## Short problem:
Without the pictures, output the records below word for word.

Records from a collection of figures:
------------

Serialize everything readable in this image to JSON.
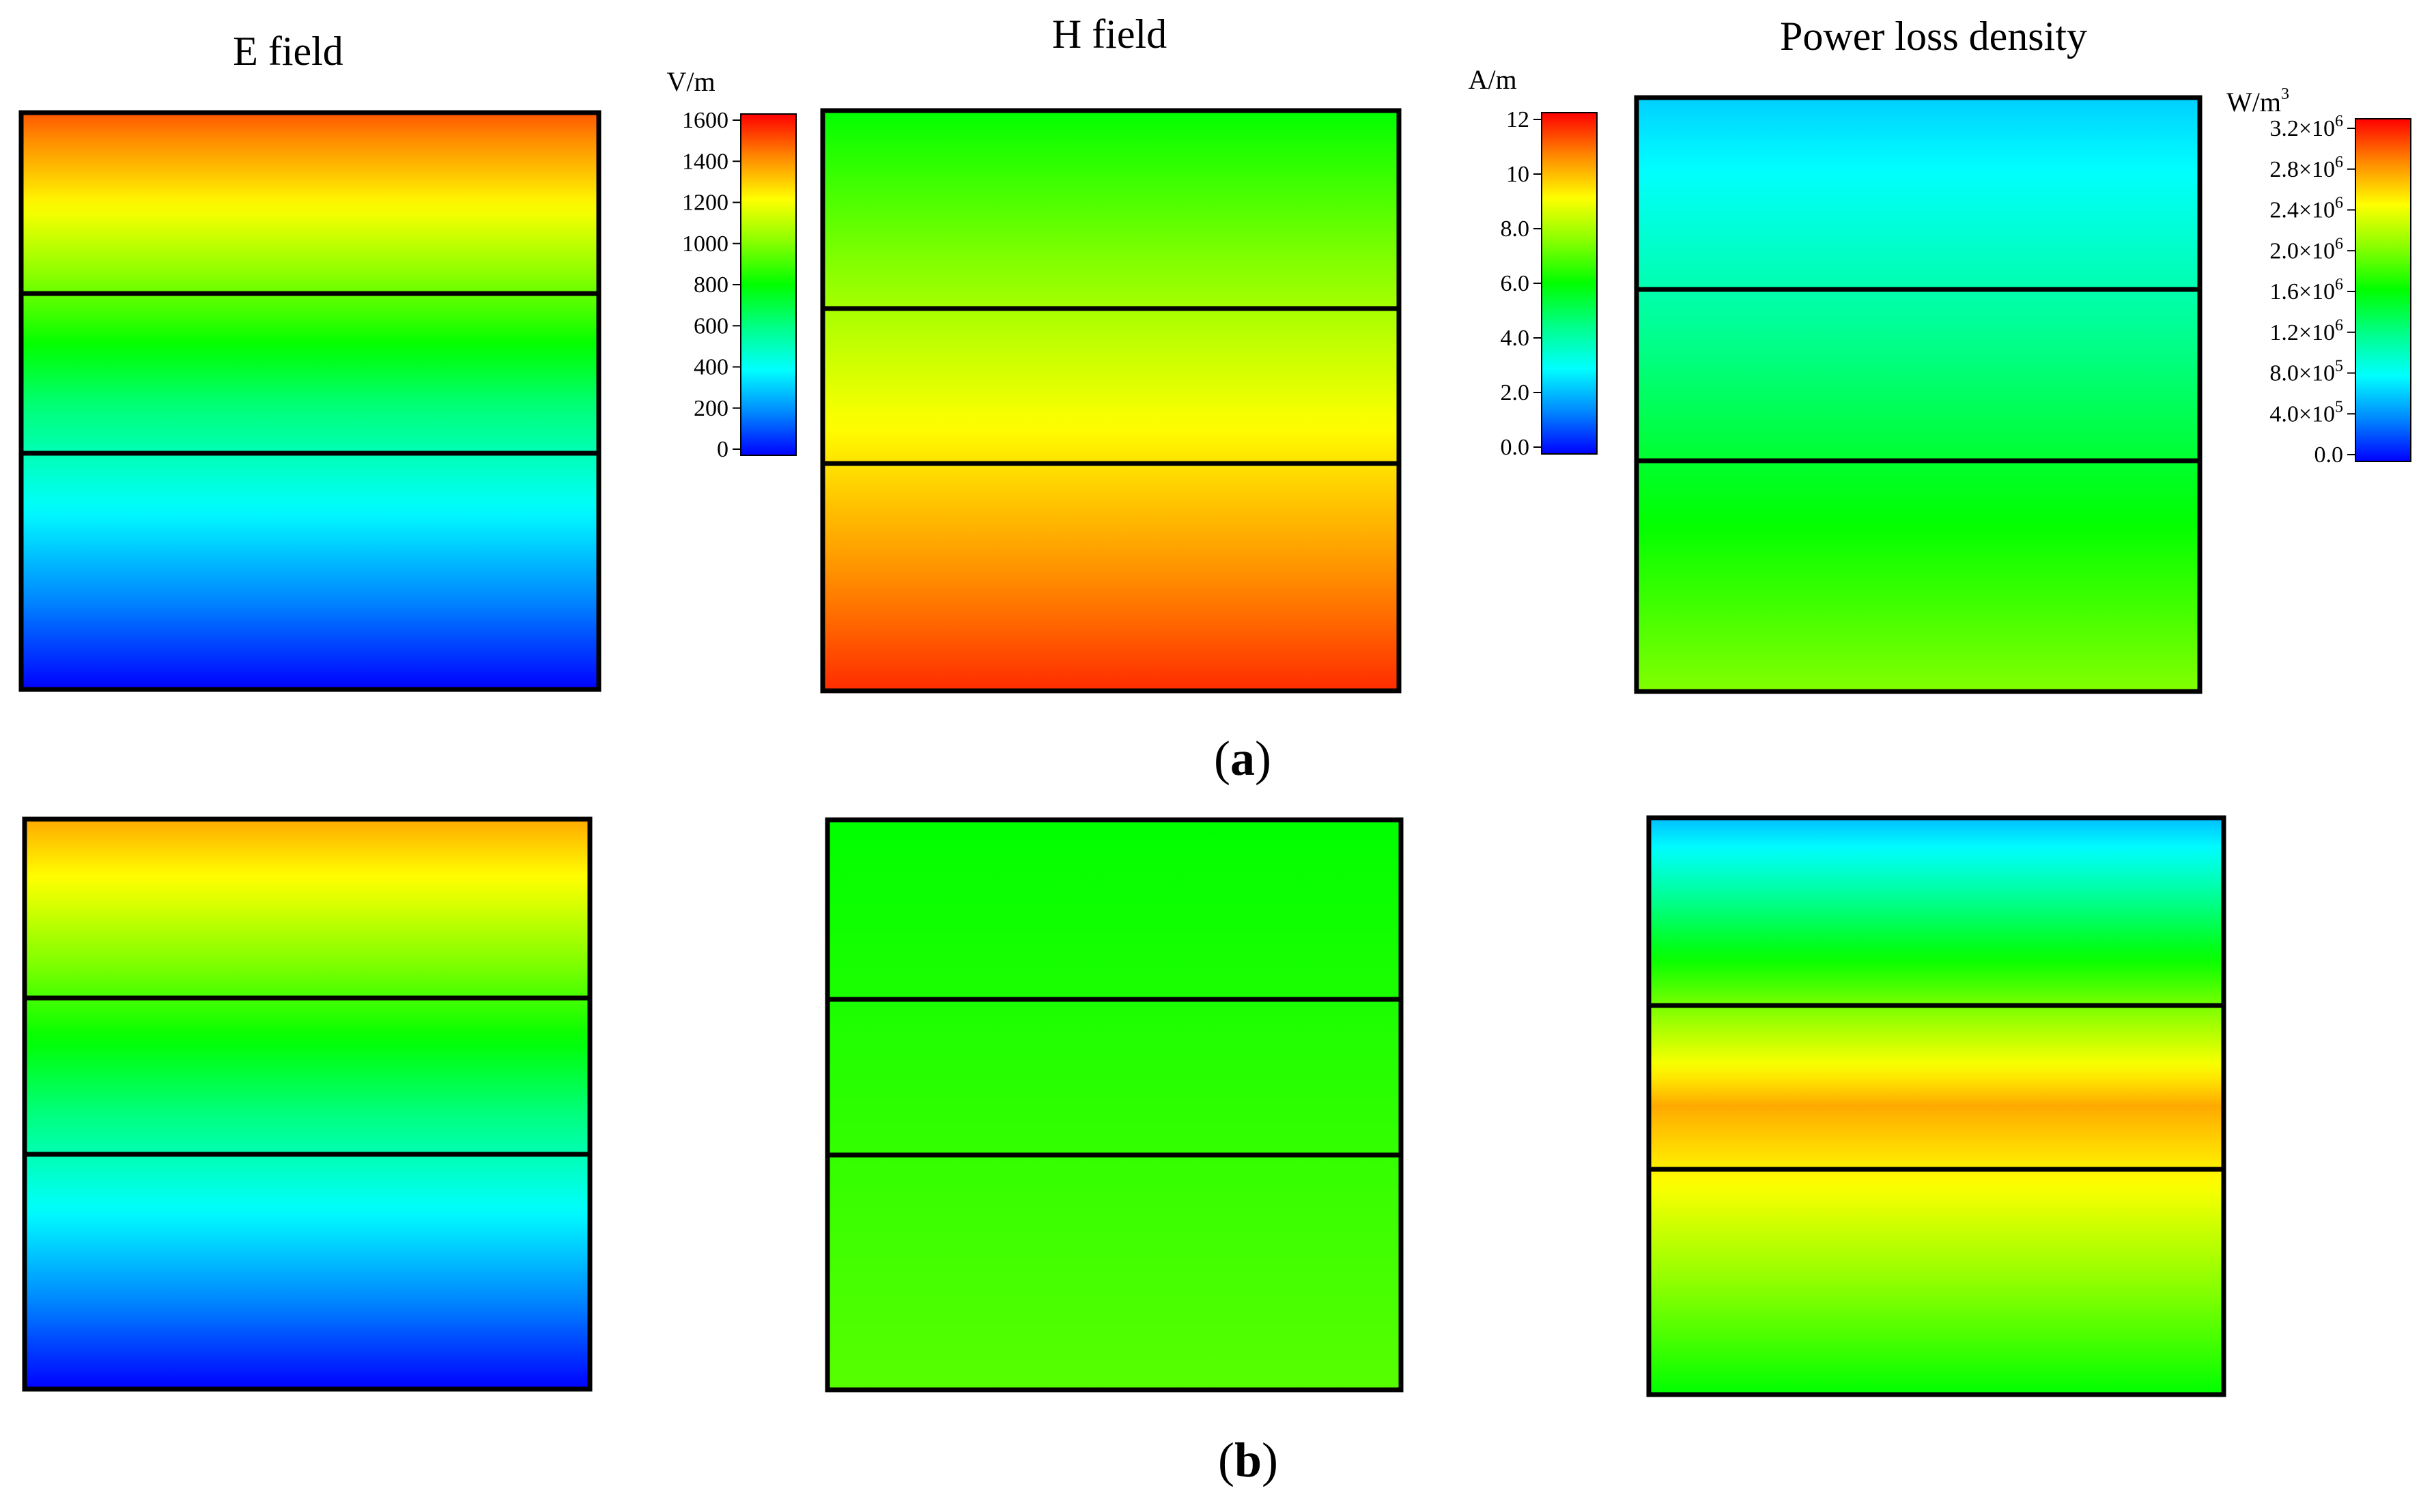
{
  "titles": {
    "e_field": "E field",
    "h_field": "H field",
    "power": "Power loss density"
  },
  "captions": {
    "a": "a",
    "b": "b"
  },
  "colorbars": {
    "e": {
      "unit": "V/m",
      "ticks": [
        "1600",
        "1400",
        "1200",
        "1000",
        "800",
        "600",
        "400",
        "200",
        "0"
      ]
    },
    "h": {
      "unit": "A/m",
      "ticks": [
        "12",
        "10",
        "8.0",
        "6.0",
        "4.0",
        "2.0",
        "0.0"
      ]
    },
    "p": {
      "unit_base": "W/m",
      "unit_sup": "3",
      "ticks": [
        {
          "mant": "3.2×10",
          "exp": "6"
        },
        {
          "mant": "2.8×10",
          "exp": "6"
        },
        {
          "mant": "2.4×10",
          "exp": "6"
        },
        {
          "mant": "2.0×10",
          "exp": "6"
        },
        {
          "mant": "1.6×10",
          "exp": "6"
        },
        {
          "mant": "1.2×10",
          "exp": "6"
        },
        {
          "mant": "8.0×10",
          "exp": "5"
        },
        {
          "mant": "4.0×10",
          "exp": "5"
        },
        {
          "mant": "0.0",
          "exp": ""
        }
      ]
    }
  },
  "colors": {
    "jet": [
      "#0000ff",
      "#0088ff",
      "#00ffff",
      "#00ff88",
      "#00ff00",
      "#88ff00",
      "#ffff00",
      "#ff8800",
      "#ff0000"
    ],
    "frame": "#000000"
  },
  "panels": {
    "a_e": {
      "colormap": "jet",
      "fraction_top_to_bottom": [
        0.92,
        0.4,
        0.0
      ]
    },
    "a_h": {
      "colormap": "jet",
      "fraction_top_to_bottom": [
        0.5,
        0.96
      ]
    },
    "a_p": {
      "colormap": "jet",
      "fraction_top_to_bottom": [
        0.2,
        0.62
      ]
    },
    "b_e": {
      "colormap": "jet",
      "fraction_top_to_bottom": [
        0.84,
        0.4,
        0.0
      ]
    },
    "b_h": {
      "colormap": "jet",
      "fraction_top_to_bottom": [
        0.5,
        0.58
      ]
    },
    "b_p": {
      "colormap": "jet",
      "fraction_top_to_bottom": [
        0.18,
        0.84,
        0.5
      ]
    }
  }
}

------------

## The output:
Serialize everything readable in this image to JSON.
{
  "titles": {
    "e_field": "E field",
    "h_field": "H field",
    "power": "Power loss density"
  },
  "captions": {
    "a": "a",
    "b": "b"
  },
  "colorbars": {
    "e": {
      "unit": "V/m",
      "ticks": [
        "1600",
        "1400",
        "1200",
        "1000",
        "800",
        "600",
        "400",
        "200",
        "0"
      ]
    },
    "h": {
      "unit": "A/m",
      "ticks": [
        "12",
        "10",
        "8.0",
        "6.0",
        "4.0",
        "2.0",
        "0.0"
      ]
    },
    "p": {
      "unit_base": "W/m",
      "unit_sup": "3",
      "ticks": [
        {
          "mant": "3.2×10",
          "exp": "6"
        },
        {
          "mant": "2.8×10",
          "exp": "6"
        },
        {
          "mant": "2.4×10",
          "exp": "6"
        },
        {
          "mant": "2.0×10",
          "exp": "6"
        },
        {
          "mant": "1.6×10",
          "exp": "6"
        },
        {
          "mant": "1.2×10",
          "exp": "6"
        },
        {
          "mant": "8.0×10",
          "exp": "5"
        },
        {
          "mant": "4.0×10",
          "exp": "5"
        },
        {
          "mant": "0.0",
          "exp": ""
        }
      ]
    }
  },
  "colors": {
    "jet": [
      "#0000ff",
      "#0088ff",
      "#00ffff",
      "#00ff88",
      "#00ff00",
      "#88ff00",
      "#ffff00",
      "#ff8800",
      "#ff0000"
    ],
    "frame": "#000000"
  },
  "panels": {
    "a_e": {
      "colormap": "jet",
      "fraction_top_to_bottom": [
        0.92,
        0.4,
        0.0
      ]
    },
    "a_h": {
      "colormap": "jet",
      "fraction_top_to_bottom": [
        0.5,
        0.96
      ]
    },
    "a_p": {
      "colormap": "jet",
      "fraction_top_to_bottom": [
        0.2,
        0.62
      ]
    },
    "b_e": {
      "colormap": "jet",
      "fraction_top_to_bottom": [
        0.84,
        0.4,
        0.0
      ]
    },
    "b_h": {
      "colormap": "jet",
      "fraction_top_to_bottom": [
        0.5,
        0.58
      ]
    },
    "b_p": {
      "colormap": "jet",
      "fraction_top_to_bottom": [
        0.18,
        0.84,
        0.5
      ]
    }
  }
}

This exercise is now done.